*Brano scelto:*
§ §
Euro, i sette Paesi in coda non sono pronti (e neppure molto interessati)

FRANCOFORTE. La Gran Bretagna si prepara al voto che potrebbe farla uscire dall’Unione europea, altri sette Paesi della Ue che potrebbero entrare nell'unione monetaria mostrano sempre meno interesse all’ingresso nell’euro. E in ogni caso la “pagella” appena emessa dalla Banca centrale europea dice che non dispongono dei requisiti di convergenza decretati dai Trattati.
I sondaggi dell’Eurobarometro nei sette Paesi (Bulgaruia, Repubblica Ceca, Croazia, Ungheria, Polonia, Romania, Svezia) mostrano che l’entusiasmo per l’entrata nell’unione monetaria si è affievolito con la crisi dell’euro, anche se in Romania, Croazia e Ungheria esiste tuttora una maggioranza a favore. In Svezia, l’ingresso nell’euro è stato di fatto escluso da tempo e anche Repubblica Ceca e Polonia sono decisamente scettiche sulla moneta unica. Altri due Paesi Ue, Gran Bretagna e Danimarca, hanno optato fin dall’inizio per non aderire.

La politica si è adeguata all'opinione pubblica: in Romania, la data obiettivo del 2019 è stata sostituita da un più generico impegno ad aderire, in Bulgaria i preparativi sono in corso dal luglio 2015, ma per ora senza uno sbocco definito.
§ §
*Materiale elencato:*
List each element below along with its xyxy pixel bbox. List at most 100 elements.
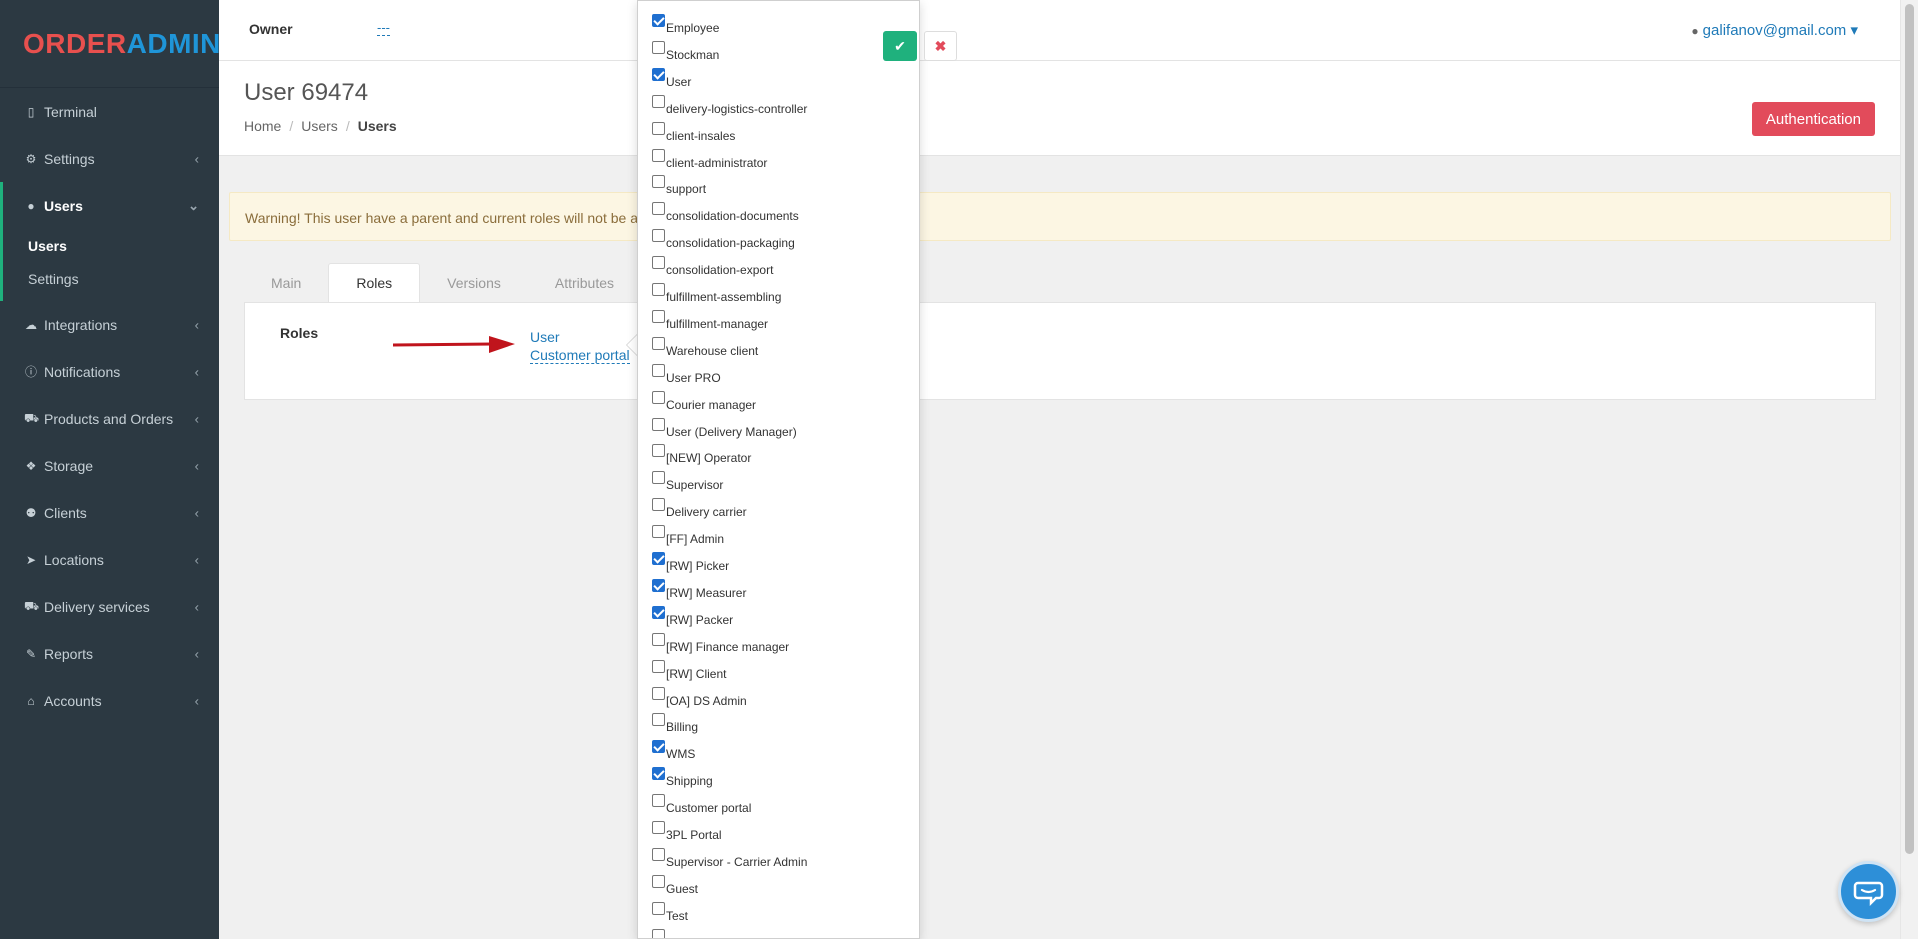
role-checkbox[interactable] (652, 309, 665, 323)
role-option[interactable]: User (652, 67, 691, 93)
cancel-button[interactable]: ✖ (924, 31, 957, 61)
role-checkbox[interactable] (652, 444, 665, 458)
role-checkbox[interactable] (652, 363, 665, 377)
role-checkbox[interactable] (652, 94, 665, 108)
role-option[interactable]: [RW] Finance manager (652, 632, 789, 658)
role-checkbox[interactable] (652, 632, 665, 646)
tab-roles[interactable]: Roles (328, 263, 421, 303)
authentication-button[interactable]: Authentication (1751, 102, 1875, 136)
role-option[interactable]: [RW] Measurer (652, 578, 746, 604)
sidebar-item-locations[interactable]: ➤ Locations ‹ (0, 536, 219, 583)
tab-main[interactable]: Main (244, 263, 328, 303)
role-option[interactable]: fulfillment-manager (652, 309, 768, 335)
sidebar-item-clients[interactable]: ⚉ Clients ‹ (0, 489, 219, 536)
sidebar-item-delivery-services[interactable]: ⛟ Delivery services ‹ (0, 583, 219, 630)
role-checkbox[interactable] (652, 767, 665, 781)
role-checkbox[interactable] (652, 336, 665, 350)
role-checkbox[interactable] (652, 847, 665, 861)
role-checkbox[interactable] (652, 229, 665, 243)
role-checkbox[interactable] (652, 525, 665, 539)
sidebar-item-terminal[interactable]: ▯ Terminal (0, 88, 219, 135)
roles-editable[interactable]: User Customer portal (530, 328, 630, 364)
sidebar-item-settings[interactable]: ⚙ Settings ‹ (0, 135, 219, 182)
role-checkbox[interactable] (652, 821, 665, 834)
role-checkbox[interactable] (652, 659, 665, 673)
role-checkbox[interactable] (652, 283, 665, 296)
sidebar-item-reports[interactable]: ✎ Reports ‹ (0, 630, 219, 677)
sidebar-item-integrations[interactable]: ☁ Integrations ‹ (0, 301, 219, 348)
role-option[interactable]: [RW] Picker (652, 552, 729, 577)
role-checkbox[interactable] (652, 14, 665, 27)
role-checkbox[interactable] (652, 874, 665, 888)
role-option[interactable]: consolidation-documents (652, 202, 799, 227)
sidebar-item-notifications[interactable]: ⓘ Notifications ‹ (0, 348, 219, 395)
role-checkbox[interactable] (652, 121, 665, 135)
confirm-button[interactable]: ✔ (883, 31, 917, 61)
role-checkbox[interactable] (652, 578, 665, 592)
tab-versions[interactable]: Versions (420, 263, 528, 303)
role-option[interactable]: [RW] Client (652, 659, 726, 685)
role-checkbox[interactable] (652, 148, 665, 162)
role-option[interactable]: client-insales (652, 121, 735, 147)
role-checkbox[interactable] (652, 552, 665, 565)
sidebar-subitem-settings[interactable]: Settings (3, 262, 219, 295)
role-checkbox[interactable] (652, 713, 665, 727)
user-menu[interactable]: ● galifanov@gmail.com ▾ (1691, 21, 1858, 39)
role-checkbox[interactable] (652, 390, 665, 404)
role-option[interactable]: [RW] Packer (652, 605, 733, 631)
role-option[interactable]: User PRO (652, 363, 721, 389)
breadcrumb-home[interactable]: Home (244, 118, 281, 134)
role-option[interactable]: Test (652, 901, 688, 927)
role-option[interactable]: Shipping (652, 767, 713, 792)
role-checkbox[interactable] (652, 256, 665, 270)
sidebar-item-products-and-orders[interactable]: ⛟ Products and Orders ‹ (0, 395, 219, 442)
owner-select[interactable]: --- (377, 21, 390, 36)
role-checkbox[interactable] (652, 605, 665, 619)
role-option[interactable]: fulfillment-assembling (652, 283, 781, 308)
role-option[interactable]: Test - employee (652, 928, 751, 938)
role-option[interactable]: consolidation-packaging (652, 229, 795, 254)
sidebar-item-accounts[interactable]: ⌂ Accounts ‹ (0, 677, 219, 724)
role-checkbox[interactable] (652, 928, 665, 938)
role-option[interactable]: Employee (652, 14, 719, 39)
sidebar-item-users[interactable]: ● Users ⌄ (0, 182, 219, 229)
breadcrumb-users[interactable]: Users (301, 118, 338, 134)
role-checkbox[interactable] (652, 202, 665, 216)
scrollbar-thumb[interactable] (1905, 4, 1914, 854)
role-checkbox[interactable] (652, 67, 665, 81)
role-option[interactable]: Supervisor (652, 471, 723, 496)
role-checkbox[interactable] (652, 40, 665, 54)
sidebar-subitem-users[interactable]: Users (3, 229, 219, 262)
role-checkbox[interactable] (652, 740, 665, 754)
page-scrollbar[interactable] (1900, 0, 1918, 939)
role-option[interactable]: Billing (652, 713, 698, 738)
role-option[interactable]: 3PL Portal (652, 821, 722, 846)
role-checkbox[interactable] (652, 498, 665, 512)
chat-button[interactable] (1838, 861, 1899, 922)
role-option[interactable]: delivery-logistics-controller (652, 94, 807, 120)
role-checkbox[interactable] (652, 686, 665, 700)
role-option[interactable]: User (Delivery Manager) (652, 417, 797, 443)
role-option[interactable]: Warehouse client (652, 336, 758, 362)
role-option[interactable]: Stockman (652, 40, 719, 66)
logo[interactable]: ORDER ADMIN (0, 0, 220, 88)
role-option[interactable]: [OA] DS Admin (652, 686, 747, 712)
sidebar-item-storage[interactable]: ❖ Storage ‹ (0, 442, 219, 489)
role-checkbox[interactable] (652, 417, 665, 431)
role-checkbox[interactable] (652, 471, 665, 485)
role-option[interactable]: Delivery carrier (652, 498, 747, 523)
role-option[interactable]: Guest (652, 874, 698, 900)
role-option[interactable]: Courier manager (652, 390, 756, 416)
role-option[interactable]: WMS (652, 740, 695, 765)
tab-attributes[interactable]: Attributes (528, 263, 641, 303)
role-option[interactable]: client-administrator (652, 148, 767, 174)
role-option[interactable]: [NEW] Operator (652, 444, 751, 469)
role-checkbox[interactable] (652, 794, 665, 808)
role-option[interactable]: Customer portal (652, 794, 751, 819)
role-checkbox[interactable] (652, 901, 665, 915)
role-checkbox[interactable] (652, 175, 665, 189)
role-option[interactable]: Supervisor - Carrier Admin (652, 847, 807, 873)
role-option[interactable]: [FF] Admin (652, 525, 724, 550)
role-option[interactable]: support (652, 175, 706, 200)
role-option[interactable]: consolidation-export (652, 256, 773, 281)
§ §
*Esercizi da svolgere:*
1/ Nel brano sull'euro, quali due Paesi dell'Unione europea hanno scelto fin dall'inizio di non aderire alla moneta unica?
2/ Ricopia fedelmente dal brano sull'euro tutto ciò che va da "I sondaggi dell’Eurobarometro" fino a "uno sbocco definito.".

*Risposte agli esercizi:*
1/ Gran Bretagna e Danimarca.

2/
I sondaggi dell’Eurobarometro nei sette Paesi (Bulgaruia, Repubblica Ceca, Croazia, Ungheria, Polonia, Romania, Svezia) mostrano che l’entusiasmo per l’entrata nell’unione monetaria si è affievolito con la crisi dell’euro, anche se in Romania, Croazia e Ungheria esiste tuttora una maggioranza a favore. In Svezia, l’ingresso nell’euro è stato di fatto escluso da tempo e anche Repubblica Ceca e Polonia sono decisamente scettiche sulla moneta unica. Altri due Paesi Ue, Gran Bretagna e Danimarca, hanno optato fin dall’inizio per non aderire.

La politica si è adeguata all'opinione pubblica: in Romania, la data obiettivo del 2019 è stata sostituita da un più generico impegno ad aderire, in Bulgaria i preparativi sono in corso dal luglio 2015, ma per ora senza uno sbocco definito.